* **Description of the task**
Select from the data all lines with the word "JSON".

* **Excerpted data**
──────
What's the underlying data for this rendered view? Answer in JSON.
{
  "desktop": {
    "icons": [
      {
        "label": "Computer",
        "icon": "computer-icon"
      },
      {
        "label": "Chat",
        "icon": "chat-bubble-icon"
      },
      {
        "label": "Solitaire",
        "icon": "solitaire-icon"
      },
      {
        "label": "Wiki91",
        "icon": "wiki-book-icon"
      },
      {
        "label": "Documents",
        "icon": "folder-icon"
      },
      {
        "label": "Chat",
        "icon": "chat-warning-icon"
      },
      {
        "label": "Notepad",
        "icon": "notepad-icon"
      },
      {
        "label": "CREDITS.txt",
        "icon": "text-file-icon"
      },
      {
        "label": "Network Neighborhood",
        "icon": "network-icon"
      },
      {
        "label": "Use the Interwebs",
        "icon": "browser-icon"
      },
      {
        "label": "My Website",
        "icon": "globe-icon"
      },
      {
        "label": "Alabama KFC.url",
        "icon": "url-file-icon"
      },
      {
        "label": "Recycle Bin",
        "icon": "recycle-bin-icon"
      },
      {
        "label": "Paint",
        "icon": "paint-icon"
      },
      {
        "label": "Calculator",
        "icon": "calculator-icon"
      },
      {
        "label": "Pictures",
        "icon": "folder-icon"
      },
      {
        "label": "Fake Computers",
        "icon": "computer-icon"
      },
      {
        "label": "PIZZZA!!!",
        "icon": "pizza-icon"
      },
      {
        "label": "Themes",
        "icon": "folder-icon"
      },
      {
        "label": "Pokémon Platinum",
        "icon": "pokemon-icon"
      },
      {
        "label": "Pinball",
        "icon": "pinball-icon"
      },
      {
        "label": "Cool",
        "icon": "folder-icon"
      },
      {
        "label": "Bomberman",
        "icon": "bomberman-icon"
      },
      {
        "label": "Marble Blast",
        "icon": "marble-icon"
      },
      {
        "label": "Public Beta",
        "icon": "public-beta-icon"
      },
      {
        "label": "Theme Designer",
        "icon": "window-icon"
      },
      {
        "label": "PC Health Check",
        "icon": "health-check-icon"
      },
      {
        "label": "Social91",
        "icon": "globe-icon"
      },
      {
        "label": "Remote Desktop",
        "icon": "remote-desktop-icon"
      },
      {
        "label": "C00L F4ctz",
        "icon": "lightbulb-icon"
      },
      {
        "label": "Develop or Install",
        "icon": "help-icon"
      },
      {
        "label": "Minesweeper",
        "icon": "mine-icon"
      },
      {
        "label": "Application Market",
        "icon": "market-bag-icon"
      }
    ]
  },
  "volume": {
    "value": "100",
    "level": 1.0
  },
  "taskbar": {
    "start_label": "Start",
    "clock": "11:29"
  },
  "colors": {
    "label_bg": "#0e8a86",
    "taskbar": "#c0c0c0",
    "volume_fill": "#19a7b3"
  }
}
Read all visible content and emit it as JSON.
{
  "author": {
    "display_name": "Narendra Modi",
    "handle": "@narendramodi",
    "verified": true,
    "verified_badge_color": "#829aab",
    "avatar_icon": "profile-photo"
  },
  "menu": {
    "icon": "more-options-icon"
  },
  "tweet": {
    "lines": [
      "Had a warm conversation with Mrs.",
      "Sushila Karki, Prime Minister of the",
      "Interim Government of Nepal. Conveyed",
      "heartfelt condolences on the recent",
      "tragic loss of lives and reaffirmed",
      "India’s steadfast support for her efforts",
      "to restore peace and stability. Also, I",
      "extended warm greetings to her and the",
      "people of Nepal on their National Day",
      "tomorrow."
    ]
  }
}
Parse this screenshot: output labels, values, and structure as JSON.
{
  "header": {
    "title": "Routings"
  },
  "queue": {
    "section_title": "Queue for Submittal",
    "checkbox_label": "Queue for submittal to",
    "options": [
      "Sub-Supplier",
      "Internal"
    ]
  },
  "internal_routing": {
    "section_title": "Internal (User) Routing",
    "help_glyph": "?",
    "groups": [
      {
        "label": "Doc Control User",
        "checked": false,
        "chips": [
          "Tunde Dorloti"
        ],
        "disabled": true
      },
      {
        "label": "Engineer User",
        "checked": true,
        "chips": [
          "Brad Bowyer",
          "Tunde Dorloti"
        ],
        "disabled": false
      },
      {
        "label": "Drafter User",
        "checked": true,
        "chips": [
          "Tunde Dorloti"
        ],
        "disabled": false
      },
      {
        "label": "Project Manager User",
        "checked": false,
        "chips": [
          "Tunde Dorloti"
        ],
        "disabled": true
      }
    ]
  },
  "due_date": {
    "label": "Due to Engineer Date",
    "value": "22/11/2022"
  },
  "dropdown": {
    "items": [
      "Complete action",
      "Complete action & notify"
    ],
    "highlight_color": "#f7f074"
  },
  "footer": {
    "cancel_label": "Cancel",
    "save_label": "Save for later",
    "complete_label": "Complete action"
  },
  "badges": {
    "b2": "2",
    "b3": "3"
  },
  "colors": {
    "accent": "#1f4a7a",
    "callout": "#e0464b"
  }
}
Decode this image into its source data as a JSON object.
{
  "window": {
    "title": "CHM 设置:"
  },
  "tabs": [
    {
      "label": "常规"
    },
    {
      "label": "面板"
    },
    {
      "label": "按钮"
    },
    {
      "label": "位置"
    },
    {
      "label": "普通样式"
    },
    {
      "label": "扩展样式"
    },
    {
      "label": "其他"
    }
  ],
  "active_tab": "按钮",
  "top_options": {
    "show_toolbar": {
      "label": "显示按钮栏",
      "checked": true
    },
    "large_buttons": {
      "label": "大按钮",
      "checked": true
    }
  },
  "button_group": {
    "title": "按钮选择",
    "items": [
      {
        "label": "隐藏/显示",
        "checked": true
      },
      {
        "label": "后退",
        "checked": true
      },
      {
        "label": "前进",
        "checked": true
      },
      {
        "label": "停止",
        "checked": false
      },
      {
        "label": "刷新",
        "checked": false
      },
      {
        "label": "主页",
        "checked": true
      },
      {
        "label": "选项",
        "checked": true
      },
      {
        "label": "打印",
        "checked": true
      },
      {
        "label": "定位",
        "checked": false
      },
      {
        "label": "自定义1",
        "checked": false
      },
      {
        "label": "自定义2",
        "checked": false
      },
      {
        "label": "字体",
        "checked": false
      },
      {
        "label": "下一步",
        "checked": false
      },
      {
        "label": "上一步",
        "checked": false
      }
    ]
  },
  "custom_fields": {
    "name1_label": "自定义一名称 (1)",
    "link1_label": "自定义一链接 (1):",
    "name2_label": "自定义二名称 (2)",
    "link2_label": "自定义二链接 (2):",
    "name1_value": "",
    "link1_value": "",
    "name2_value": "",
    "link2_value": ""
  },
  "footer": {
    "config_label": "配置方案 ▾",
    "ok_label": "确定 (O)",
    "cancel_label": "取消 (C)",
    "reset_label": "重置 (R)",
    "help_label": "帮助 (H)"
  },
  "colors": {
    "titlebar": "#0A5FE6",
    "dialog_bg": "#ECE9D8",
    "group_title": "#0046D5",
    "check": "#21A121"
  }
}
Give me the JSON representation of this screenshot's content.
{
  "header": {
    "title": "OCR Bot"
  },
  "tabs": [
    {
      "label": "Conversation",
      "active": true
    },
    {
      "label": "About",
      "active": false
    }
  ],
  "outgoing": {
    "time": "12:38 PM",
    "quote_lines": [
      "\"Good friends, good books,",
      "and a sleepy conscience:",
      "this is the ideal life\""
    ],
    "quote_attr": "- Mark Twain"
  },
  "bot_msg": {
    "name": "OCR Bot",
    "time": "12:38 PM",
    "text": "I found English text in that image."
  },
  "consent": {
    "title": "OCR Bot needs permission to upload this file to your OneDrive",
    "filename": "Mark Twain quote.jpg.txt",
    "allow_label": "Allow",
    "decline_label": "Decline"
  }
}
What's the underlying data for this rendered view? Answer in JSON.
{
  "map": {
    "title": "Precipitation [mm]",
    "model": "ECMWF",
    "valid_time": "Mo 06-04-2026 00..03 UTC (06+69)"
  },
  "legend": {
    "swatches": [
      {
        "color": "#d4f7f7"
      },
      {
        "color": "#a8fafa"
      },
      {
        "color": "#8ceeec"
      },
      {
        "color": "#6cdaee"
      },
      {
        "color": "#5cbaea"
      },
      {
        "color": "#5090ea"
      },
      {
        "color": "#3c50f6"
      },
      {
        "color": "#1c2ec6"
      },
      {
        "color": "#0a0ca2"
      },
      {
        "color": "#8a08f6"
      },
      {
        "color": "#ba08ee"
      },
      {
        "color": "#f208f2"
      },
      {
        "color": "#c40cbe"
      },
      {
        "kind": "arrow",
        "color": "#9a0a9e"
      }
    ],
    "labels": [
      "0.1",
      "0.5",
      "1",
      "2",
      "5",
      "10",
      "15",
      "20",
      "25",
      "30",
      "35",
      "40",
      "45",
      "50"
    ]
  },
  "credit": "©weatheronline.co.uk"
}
──────
* **Full solution**
What's the underlying data for this rendered view? Answer in JSON.
Read all visible content and emit it as JSON.
Parse this screenshot: output labels, values, and structure as JSON.
Decode this image into its source data as a JSON object.
Give me the JSON representation of this screenshot's content.
What's the underlying data for this rendered view? Answer in JSON.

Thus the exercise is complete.